À faire:
(1) Reproduisez fidèlement le passage de l'extrait sur le CDI intérimaire qui commence aux mots "Mentions devant obligatoirement" et s'arrête après "utilisateurs de l’ETT.".
(2) Transcrivez à l'identique les lignes des enregistrements, du tout début de ceux-ci jusqu'à la ligne contenant "code-token: = xyxy=(152,333,180,360)", cette dernière incluse.

Extrait du document:
··········

Mentions devant obligatoirement figurer dans le CDI intérimaire :
- identité des parties ;
- durée du travail (modalités d’organisation de la durée du travail : travail de jour ou travail de nuit) ;
- temps pendant lequel l’intérimaire doit être joignable durant les périodes d’intermission ;
- statut ouvrier/employé ou agent de maîtrise/technicien ou cadre ;
- périmètre de mobilité dans lequel s’effectuent les missions ;
- description des emplois ;
- modalités d’attribution et de détermination des congés payés ;
- durée de la période d’essai ;
- garantie mensuelle de rémunération ;
- nom et adresse de la caisse de retraite et de prévoyance ;
- clause de renvoi à des lettres de mission pour l’organisation des mises à disposition au bénéfice des clients utilisateurs de l’ETT.
→ Accord du 10 juillet 2013 portant sur la sécurisation des parcours professionnels des salariés intérimaires
→ Accord national interprofessionnel du 11 janvier 2013 pour un nouveau modèle économique et social au service de la compétitivité des entreprises et de la sécurisation de l’emploi et des parcours professionnels des salariés
→ Articles L. 1251-1 et suivants du code du travail sur le contrat de travail temporaire
→ Articles L. 1231-1 et suivants du code du travail sur la rupture du contrat de travail à durée indéterminée
À quels professionnels proposez-vous un CDI intérimaire ?
• Nous sélectionnons ces professionnels en fonction de plusieurs critères, car nous devons être sûrs de pouvoir les placer le plus souvent possible en mission. Plusieurs questions nous permettent d’évaluer la situation : les offres d’emplois ouvertes au candidat sont-elles fréquentes ? Accepte-t-il souvent les missions que nous lui proposons ? Cette personne est-elle suffisamment mobile ? Son projet professionnel est-il compatible avec ce que nous pouvons lui proposer, notamment en termes de formation ?

··········

Enregistrements fournis:
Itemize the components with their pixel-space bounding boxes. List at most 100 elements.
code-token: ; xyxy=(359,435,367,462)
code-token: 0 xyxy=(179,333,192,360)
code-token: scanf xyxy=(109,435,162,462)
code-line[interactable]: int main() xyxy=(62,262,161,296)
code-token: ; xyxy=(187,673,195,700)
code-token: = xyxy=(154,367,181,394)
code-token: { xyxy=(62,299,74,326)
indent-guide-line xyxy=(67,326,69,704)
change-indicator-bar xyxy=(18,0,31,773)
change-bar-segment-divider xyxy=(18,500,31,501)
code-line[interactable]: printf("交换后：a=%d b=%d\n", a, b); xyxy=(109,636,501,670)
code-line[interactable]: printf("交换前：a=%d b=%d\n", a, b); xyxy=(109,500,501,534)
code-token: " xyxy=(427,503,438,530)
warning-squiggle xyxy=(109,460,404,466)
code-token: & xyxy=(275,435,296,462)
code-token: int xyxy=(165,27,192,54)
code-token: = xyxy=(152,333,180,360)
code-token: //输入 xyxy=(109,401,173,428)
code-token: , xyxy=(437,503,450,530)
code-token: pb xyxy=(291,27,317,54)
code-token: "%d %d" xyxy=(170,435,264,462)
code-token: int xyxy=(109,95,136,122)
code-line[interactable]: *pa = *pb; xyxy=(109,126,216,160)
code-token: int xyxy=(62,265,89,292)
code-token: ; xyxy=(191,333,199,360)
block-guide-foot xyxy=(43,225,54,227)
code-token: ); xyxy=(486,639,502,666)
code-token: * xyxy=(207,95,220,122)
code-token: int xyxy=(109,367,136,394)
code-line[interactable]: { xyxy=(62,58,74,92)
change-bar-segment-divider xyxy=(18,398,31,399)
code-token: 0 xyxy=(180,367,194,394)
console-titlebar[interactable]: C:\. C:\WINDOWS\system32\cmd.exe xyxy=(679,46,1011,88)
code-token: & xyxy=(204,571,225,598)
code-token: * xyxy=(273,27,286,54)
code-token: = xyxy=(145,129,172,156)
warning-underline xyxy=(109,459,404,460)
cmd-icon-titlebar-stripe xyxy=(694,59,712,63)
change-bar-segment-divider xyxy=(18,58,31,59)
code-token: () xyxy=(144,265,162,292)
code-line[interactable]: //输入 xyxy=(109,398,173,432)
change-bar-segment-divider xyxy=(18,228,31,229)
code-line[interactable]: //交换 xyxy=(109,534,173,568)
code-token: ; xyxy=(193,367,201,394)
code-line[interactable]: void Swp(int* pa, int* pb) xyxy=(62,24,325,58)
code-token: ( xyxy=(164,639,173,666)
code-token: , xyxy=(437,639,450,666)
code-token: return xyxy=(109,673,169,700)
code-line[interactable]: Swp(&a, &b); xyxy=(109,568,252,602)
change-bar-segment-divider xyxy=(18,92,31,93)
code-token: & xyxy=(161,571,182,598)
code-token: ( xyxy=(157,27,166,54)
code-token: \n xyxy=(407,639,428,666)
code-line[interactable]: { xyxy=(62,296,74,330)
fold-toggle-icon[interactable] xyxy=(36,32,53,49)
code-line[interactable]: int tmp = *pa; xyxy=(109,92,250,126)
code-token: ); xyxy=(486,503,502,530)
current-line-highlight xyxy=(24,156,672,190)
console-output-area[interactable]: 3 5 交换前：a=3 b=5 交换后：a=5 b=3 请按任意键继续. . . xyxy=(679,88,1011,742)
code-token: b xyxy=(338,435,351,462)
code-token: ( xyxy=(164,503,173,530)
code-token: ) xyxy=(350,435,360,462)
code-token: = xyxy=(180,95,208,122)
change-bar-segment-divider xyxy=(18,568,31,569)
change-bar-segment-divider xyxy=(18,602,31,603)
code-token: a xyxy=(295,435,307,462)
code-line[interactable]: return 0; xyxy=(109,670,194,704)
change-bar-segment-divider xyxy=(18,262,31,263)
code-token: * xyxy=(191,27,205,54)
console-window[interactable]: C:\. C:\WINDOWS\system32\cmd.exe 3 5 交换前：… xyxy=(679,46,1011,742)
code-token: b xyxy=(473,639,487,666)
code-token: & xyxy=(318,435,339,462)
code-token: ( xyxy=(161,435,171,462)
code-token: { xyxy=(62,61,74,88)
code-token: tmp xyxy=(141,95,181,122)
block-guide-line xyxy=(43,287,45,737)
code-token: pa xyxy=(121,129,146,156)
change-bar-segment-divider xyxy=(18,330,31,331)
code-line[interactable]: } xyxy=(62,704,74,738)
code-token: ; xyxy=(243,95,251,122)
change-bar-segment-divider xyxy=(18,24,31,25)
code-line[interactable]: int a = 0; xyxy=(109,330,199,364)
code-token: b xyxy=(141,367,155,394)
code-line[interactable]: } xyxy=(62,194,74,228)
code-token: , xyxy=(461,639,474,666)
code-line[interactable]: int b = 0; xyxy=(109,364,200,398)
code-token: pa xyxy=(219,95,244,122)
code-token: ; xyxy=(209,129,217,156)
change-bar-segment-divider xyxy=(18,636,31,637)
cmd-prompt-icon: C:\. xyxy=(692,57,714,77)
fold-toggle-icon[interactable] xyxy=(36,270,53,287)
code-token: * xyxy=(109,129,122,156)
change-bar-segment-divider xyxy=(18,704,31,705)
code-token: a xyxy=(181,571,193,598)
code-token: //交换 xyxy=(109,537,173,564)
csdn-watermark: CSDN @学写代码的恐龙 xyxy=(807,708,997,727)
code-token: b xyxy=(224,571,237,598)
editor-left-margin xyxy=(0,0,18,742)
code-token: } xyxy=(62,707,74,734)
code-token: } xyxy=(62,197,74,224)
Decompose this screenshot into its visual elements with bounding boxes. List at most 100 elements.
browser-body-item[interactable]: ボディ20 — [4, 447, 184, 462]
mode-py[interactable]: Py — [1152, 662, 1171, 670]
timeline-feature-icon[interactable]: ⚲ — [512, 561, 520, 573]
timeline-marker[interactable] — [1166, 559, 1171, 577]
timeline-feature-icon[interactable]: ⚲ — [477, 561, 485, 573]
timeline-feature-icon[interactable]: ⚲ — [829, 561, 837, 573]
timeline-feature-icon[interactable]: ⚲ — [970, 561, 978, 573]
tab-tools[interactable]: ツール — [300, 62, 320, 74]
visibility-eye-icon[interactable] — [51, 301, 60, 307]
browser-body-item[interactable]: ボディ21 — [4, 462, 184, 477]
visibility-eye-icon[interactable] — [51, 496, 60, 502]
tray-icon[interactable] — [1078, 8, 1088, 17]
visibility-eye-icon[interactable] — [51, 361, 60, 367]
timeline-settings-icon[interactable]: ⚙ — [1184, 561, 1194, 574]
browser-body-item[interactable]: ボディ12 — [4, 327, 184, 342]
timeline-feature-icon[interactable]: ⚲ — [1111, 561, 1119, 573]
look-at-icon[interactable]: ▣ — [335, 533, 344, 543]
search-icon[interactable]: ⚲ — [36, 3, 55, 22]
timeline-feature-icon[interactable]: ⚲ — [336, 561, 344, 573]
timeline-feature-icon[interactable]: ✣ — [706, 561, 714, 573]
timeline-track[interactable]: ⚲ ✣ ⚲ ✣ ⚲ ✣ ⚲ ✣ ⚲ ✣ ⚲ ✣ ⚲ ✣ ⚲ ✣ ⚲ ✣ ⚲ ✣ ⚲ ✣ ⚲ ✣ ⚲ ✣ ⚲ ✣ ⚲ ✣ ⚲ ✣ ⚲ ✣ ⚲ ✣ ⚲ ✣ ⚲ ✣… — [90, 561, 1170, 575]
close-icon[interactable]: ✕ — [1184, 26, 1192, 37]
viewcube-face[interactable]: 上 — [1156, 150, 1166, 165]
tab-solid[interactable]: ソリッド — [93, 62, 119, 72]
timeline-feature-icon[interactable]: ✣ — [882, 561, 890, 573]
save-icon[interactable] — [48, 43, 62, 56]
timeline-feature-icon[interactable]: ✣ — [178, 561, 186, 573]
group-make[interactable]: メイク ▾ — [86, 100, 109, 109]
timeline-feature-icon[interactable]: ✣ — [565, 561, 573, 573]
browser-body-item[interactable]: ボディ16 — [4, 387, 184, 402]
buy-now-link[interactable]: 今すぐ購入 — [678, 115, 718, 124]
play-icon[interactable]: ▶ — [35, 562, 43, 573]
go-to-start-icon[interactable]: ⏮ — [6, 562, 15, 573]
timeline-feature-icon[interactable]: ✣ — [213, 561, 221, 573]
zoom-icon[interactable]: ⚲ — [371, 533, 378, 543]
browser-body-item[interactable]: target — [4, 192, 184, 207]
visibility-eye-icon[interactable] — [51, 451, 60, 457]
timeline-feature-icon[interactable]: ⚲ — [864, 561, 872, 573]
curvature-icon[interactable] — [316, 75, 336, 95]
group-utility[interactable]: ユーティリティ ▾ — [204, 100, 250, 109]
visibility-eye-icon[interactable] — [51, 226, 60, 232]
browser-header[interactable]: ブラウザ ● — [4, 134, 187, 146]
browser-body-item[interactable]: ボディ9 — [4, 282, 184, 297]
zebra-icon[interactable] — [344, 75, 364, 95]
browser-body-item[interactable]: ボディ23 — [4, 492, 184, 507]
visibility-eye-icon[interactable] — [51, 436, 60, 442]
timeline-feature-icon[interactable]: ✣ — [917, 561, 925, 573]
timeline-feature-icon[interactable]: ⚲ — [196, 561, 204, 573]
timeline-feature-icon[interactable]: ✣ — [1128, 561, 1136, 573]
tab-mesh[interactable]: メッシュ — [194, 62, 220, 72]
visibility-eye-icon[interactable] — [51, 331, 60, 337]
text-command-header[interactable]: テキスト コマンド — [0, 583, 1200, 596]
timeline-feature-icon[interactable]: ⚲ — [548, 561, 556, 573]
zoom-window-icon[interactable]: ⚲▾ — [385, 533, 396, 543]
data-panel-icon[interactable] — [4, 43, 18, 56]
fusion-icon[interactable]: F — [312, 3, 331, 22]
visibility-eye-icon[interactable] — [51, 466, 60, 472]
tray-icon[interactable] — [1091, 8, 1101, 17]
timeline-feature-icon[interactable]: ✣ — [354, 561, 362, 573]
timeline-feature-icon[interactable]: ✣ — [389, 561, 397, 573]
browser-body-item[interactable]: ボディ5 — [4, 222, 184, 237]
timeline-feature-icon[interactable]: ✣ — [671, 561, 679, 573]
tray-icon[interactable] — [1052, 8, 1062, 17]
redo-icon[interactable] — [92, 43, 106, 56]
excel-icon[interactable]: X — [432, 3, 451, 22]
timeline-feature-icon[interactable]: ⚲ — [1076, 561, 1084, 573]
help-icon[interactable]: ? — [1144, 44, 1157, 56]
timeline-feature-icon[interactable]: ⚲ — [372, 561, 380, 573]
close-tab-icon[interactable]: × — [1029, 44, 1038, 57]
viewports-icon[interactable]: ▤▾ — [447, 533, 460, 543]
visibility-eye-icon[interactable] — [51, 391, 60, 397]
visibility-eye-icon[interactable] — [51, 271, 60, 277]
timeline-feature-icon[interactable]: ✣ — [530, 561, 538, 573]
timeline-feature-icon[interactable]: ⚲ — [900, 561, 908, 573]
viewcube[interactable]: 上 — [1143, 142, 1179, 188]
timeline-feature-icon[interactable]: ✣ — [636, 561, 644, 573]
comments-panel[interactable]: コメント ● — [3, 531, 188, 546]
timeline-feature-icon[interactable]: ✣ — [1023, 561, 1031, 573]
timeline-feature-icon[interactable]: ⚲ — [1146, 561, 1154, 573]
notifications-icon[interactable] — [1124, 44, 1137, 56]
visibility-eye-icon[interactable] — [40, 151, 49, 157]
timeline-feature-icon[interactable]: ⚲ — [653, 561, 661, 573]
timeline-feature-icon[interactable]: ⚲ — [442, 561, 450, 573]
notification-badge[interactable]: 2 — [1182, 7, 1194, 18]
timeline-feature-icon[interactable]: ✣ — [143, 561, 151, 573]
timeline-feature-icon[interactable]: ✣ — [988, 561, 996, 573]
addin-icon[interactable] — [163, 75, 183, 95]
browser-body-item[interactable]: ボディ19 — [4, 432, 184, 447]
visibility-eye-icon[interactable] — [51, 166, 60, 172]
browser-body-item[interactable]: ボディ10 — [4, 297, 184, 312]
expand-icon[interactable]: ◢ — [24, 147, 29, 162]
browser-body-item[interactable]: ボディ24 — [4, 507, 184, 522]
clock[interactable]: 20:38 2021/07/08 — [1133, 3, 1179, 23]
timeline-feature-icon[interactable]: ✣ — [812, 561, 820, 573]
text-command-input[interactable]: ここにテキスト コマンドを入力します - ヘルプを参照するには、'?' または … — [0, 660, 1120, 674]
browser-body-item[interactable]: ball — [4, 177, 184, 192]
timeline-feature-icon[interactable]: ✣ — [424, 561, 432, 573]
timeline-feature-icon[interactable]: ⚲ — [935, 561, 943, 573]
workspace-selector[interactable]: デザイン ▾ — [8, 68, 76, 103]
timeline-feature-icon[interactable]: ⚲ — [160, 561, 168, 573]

··········

Réponses de l'exercice:
(1)
Mentions devant obligatoirement figurer dans le CDI intérimaire :
- identité des parties ;
- durée du travail (modalités d’organisation de la durée du travail : travail de jour ou travail de nuit) ;
- temps pendant lequel l’intérimaire doit être joignable durant les périodes d’intermission ;
- statut ouvrier/employé ou agent de maîtrise/technicien ou cadre ;
- périmètre de mobilité dans lequel s’effectuent les missions ;
- description des emplois ;
- modalités d’attribution et de détermination des congés payés ;
- durée de la période d’essai ;
- garantie mensuelle de rémunération ;
- nom et adresse de la caisse de retraite et de prévoyance ;
- clause de renvoi à des lettres de mission pour l’organisation des mises à disposition au bénéfice des clients utilisateurs de l’ETT.

(2)
Itemize the components with their pixel-space bounding boxes. List at most 100 elements.
code-token: ; xyxy=(359,435,367,462)
code-token: 0 xyxy=(179,333,192,360)
code-token: scanf xyxy=(109,435,162,462)
code-line[interactable]: int main() xyxy=(62,262,161,296)
code-token: ; xyxy=(187,673,195,700)
code-token: = xyxy=(154,367,181,394)
code-token: { xyxy=(62,299,74,326)
indent-guide-line xyxy=(67,326,69,704)
change-indicator-bar xyxy=(18,0,31,773)
change-bar-segment-divider xyxy=(18,500,31,501)
code-line[interactable]: printf("交换后：a=%d b=%d\n", a, b); xyxy=(109,636,501,670)
code-line[interactable]: printf("交换前：a=%d b=%d\n", a, b); xyxy=(109,500,501,534)
code-token: " xyxy=(427,503,438,530)
warning-squiggle xyxy=(109,460,404,466)
code-token: & xyxy=(275,435,296,462)
code-token: int xyxy=(165,27,192,54)
code-token: = xyxy=(152,333,180,360)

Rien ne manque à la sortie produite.